Stored records:
◆ ◆ ◆

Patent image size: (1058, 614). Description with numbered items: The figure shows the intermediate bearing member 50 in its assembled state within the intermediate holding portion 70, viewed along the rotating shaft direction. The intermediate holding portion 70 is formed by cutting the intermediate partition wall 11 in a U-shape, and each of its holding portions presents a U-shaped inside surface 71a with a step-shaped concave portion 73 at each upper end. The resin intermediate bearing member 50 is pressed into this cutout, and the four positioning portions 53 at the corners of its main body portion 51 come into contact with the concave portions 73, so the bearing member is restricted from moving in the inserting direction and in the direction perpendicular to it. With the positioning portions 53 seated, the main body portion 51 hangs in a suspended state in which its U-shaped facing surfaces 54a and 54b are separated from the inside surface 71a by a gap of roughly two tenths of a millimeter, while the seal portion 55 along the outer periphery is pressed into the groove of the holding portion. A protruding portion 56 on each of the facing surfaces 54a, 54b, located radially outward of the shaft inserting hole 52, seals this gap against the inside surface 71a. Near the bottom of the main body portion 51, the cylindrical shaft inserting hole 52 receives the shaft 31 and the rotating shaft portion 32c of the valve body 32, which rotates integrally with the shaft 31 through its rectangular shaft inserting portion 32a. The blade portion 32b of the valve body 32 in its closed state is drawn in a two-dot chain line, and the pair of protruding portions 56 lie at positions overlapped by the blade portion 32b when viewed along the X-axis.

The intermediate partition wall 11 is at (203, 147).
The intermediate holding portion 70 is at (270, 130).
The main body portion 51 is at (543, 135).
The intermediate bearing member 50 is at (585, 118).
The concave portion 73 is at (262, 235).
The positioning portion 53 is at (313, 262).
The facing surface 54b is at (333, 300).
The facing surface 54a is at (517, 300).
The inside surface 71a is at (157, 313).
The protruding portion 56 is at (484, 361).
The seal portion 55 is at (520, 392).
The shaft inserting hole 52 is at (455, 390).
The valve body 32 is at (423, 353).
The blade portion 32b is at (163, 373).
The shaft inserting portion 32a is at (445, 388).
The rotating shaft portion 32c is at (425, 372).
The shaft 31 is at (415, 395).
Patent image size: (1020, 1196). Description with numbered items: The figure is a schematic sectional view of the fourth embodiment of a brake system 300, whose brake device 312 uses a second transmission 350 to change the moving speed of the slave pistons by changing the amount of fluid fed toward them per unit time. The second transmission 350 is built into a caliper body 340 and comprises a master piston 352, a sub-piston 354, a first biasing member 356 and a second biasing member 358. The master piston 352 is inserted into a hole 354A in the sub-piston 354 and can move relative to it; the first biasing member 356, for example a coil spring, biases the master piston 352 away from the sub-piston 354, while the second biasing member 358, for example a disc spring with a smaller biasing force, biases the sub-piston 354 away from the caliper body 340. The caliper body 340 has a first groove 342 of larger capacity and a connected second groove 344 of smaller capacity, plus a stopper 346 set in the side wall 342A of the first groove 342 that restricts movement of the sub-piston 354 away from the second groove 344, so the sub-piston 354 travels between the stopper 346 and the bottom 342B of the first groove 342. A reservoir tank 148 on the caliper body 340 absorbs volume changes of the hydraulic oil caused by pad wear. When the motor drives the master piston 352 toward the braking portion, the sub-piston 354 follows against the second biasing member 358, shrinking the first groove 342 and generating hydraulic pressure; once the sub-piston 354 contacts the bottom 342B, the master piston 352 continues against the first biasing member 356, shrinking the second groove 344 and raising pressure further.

◆ ◆ ◆

What the exercise asks: Render every line of the listing above as a numbered list, omitting any blank lines.

Problem solution:
1. Patent image size: (1058, 614). Description with numbered items: The figure shows the intermediate bearing member 50 in its assembled state within the intermediate holding portion 70, viewed along the rotating shaft direction. The intermediate holding portion 70 is formed by cutting the intermediate partition wall 11 in a U-shape, and each of its holding portions presents a U-shaped inside surface 71a with a step-shaped concave portion 73 at each upper end. The resin intermediate bearing member 50 is pressed into this cutout, and the four positioning portions 53 at the corners of its main body portion 51 come into contact with the concave portions 73, so the bearing member is restricted from moving in the inserting direction and in the direction perpendicular to it. With the positioning portions 53 seated, the main body portion 51 hangs in a suspended state in which its U-shaped facing surfaces 54a and 54b are separated from the inside surface 71a by a gap of roughly two tenths of a millimeter, while the seal portion 55 along the outer periphery is pressed into the groove of the holding portion. A protruding portion 56 on each of the facing surfaces 54a, 54b, located radially outward of the shaft inserting hole 52, seals this gap against the inside surface 71a. Near the bottom of the main body portion 51, the cylindrical shaft inserting hole 52 receives the shaft 31 and the rotating shaft portion 32c of the valve body 32, which rotates integrally with the shaft 31 through its rectangular shaft inserting portion 32a. The blade portion 32b of the valve body 32 in its closed state is drawn in a two-dot chain line, and the pair of protruding portions 56 lie at positions overlapped by the blade portion 32b when viewed along the X-axis.
2. The intermediate partition wall 11 is at (203, 147).
3. The intermediate holding portion 70 is at (270, 130).
4. The main body portion 51 is at (543, 135).
5. The intermediate bearing member 50 is at (585, 118).
6. The concave portion 73 is at (262, 235).
7. The positioning portion 53 is at (313, 262).
8. The facing surface 54b is at (333, 300).
9. The facing surface 54a is at (517, 300).
10. The inside surface 71a is at (157, 313).
11. The protruding portion 56 is at (484, 361).
12. The seal portion 55 is at (520, 392).
13. The shaft inserting hole 52 is at (455, 390).
14. The valve body 32 is at (423, 353).
15. The blade portion 32b is at (163, 373).
16. The shaft inserting portion 32a is at (445, 388).
17. The rotating shaft portion 32c is at (425, 372).
18. The shaft 31 is at (415, 395).
19. Patent image size: (1020, 1196). Description with numbered items: The figure is a schematic sectional view of the fourth embodiment of a brake system 300, whose brake device 312 uses a second transmission 350 to change the moving speed of the slave pistons by changing the amount of fluid fed toward them per unit time. The second transmission 350 is built into a caliper body 340 and comprises a master piston 352, a sub-piston 354, a first biasing member 356 and a second biasing member 358. The master piston 352 is inserted into a hole 354A in the sub-piston 354 and can move relative to it; the first biasing member 356, for example a coil spring, biases the master piston 352 away from the sub-piston 354, while the second biasing member 358, for example a disc spring with a smaller biasing force, biases the sub-piston 354 away from the caliper body 340. The caliper body 340 has a first groove 342 of larger capacity and a connected second groove 344 of smaller capacity, plus a stopper 346 set in the side wall 342A of the first groove 342 that restricts movement of the sub-piston 354 away from the second groove 344, so the sub-piston 354 travels between the stopper 346 and the bottom 342B of the first groove 342. A reservoir tank 148 on the caliper body 340 absorbs volume changes of the hydraulic oil caused by pad wear. When the motor drives the master piston 352 toward the braking portion, the sub-piston 354 follows against the second biasing member 358, shrinking the first groove 342 and generating hydraulic pressure; once the sub-piston 354 contacts the bottom 342B, the master piston 352 continues against the first biasing member 356, shrinking the second groove 344 and raising pressure further.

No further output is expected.